[Input for this task]
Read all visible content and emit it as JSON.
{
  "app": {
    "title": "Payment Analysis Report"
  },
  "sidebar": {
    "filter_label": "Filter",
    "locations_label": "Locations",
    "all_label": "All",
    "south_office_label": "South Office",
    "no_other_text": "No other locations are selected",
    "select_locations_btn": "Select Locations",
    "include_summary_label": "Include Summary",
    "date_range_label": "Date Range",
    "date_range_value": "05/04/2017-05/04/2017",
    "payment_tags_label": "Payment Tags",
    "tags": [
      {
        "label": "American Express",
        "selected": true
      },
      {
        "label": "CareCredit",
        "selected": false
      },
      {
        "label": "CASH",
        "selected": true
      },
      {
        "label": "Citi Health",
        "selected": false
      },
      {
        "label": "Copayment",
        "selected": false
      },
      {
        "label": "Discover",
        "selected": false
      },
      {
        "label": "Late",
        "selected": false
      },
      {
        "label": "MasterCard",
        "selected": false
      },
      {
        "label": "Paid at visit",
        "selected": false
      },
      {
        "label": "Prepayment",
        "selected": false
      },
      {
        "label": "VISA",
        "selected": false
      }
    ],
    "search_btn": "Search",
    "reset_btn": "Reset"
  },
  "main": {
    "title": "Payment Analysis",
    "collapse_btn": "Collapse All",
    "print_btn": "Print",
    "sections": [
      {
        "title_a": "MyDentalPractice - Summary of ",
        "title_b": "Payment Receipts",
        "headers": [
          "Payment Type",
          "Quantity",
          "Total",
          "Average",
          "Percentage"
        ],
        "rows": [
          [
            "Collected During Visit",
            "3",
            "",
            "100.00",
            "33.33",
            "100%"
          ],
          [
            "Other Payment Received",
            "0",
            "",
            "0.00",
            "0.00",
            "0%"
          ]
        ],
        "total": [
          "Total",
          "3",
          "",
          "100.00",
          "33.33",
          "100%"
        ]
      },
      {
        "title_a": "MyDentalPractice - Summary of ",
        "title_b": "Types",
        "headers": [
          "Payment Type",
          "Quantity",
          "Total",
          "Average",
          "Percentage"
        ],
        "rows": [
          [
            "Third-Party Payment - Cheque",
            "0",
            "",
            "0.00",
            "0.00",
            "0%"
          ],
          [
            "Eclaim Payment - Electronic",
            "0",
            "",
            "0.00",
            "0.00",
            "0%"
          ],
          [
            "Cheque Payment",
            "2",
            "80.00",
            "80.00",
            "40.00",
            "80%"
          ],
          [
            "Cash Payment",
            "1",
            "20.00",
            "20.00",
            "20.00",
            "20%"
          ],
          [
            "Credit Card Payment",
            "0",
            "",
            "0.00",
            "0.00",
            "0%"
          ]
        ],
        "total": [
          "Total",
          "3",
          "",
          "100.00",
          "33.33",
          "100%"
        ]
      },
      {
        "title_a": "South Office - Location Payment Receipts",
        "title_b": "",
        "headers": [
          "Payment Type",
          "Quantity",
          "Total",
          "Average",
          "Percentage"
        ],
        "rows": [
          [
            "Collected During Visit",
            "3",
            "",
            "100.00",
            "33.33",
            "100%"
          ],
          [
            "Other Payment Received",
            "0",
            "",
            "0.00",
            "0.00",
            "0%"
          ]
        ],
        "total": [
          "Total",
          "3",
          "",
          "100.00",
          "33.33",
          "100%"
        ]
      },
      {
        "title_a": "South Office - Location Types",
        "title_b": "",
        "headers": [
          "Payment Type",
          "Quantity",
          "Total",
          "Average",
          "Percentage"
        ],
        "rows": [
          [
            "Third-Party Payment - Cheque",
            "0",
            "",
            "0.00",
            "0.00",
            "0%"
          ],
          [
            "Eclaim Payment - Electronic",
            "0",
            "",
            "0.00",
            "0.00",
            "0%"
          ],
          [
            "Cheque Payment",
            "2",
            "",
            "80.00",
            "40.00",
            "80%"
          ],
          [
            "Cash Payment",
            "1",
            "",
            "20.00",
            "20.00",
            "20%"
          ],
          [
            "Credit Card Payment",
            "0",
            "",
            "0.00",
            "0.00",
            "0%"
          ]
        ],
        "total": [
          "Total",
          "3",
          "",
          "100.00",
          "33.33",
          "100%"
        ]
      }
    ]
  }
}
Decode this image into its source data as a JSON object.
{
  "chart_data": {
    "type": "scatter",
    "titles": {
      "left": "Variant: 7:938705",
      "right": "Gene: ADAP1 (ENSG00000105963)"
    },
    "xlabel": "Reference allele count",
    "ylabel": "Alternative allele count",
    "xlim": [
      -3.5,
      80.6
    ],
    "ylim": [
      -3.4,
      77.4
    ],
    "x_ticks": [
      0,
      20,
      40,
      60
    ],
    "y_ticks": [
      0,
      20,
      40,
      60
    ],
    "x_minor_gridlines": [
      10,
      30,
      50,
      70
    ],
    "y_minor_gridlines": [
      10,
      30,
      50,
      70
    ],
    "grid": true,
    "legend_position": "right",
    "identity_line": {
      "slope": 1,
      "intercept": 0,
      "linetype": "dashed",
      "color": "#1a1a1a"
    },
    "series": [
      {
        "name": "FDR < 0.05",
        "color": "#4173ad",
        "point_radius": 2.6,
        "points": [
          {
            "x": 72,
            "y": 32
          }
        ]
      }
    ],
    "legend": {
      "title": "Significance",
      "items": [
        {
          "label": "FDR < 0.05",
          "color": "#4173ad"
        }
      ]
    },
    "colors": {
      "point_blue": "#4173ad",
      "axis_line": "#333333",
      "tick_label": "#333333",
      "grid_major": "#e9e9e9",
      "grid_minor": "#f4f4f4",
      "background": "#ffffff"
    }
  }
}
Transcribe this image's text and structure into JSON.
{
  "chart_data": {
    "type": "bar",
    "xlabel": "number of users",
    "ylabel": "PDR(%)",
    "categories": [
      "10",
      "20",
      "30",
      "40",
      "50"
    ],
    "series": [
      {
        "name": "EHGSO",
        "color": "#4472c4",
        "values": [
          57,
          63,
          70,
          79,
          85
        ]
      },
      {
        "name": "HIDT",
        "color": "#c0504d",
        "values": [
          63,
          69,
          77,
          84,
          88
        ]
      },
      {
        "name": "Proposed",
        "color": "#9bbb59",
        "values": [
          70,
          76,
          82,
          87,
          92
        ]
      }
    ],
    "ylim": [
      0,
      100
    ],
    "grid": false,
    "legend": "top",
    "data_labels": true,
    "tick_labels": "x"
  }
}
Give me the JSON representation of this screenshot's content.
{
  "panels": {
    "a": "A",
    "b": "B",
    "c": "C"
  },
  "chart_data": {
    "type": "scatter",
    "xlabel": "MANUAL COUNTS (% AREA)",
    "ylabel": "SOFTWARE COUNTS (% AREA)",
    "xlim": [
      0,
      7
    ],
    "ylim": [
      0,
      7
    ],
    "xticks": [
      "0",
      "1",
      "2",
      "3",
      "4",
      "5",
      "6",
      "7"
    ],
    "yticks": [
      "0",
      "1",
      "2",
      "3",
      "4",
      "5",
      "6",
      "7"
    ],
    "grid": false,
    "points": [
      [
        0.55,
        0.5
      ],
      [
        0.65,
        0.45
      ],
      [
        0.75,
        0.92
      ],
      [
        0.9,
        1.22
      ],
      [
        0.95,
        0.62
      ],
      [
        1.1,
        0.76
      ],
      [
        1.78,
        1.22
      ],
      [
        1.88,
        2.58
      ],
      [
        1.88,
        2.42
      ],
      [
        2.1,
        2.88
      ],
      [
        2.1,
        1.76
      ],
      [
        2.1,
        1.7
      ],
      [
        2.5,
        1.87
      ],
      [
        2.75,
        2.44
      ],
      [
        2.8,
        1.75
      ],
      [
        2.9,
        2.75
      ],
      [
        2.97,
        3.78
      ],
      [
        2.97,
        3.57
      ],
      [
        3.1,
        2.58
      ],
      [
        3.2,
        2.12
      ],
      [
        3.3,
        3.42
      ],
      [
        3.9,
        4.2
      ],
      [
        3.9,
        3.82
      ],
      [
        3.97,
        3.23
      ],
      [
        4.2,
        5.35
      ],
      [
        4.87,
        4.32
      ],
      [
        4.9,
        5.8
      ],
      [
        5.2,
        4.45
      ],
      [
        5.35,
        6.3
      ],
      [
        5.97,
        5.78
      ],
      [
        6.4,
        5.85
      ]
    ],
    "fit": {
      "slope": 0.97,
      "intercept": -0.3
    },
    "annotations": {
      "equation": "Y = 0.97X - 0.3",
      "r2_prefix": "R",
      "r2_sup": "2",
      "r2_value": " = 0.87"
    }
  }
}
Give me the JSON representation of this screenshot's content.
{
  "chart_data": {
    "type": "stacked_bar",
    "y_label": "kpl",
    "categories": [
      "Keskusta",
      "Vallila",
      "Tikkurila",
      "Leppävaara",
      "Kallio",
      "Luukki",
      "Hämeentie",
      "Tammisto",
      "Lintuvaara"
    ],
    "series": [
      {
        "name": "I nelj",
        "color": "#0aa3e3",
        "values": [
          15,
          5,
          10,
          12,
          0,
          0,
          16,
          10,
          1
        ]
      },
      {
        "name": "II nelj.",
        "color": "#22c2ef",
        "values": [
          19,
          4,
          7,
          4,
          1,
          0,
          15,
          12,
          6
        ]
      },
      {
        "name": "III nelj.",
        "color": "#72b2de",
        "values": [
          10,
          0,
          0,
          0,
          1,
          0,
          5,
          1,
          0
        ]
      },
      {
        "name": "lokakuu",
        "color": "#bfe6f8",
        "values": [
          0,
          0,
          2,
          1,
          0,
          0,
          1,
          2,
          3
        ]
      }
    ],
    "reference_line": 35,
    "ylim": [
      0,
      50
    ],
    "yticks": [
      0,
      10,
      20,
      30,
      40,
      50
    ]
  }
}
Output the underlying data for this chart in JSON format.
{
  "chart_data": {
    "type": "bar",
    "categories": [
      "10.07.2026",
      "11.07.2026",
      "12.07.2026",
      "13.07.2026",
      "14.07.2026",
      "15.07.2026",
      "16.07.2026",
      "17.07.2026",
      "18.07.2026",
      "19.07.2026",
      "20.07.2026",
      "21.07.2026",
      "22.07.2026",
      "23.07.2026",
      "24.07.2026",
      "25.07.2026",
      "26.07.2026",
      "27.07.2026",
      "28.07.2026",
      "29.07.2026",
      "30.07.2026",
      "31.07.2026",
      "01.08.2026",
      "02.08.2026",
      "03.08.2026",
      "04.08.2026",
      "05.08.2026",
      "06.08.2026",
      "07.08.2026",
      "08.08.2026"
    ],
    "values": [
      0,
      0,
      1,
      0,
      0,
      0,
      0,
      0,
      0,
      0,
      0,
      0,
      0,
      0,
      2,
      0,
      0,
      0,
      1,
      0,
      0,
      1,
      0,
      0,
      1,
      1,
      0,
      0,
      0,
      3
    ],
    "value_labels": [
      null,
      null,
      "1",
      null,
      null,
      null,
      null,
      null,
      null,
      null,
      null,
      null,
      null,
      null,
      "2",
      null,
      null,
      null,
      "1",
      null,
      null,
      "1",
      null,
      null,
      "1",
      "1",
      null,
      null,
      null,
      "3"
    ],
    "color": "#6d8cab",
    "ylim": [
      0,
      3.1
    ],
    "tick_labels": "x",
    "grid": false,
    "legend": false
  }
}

[Exercise brief]
Report every line in the data above in which the word "AREA" appears.

[Expected answer]
    "xlabel": "MANUAL COUNTS (% AREA)",
    "ylabel": "SOFTWARE COUNTS (% AREA)",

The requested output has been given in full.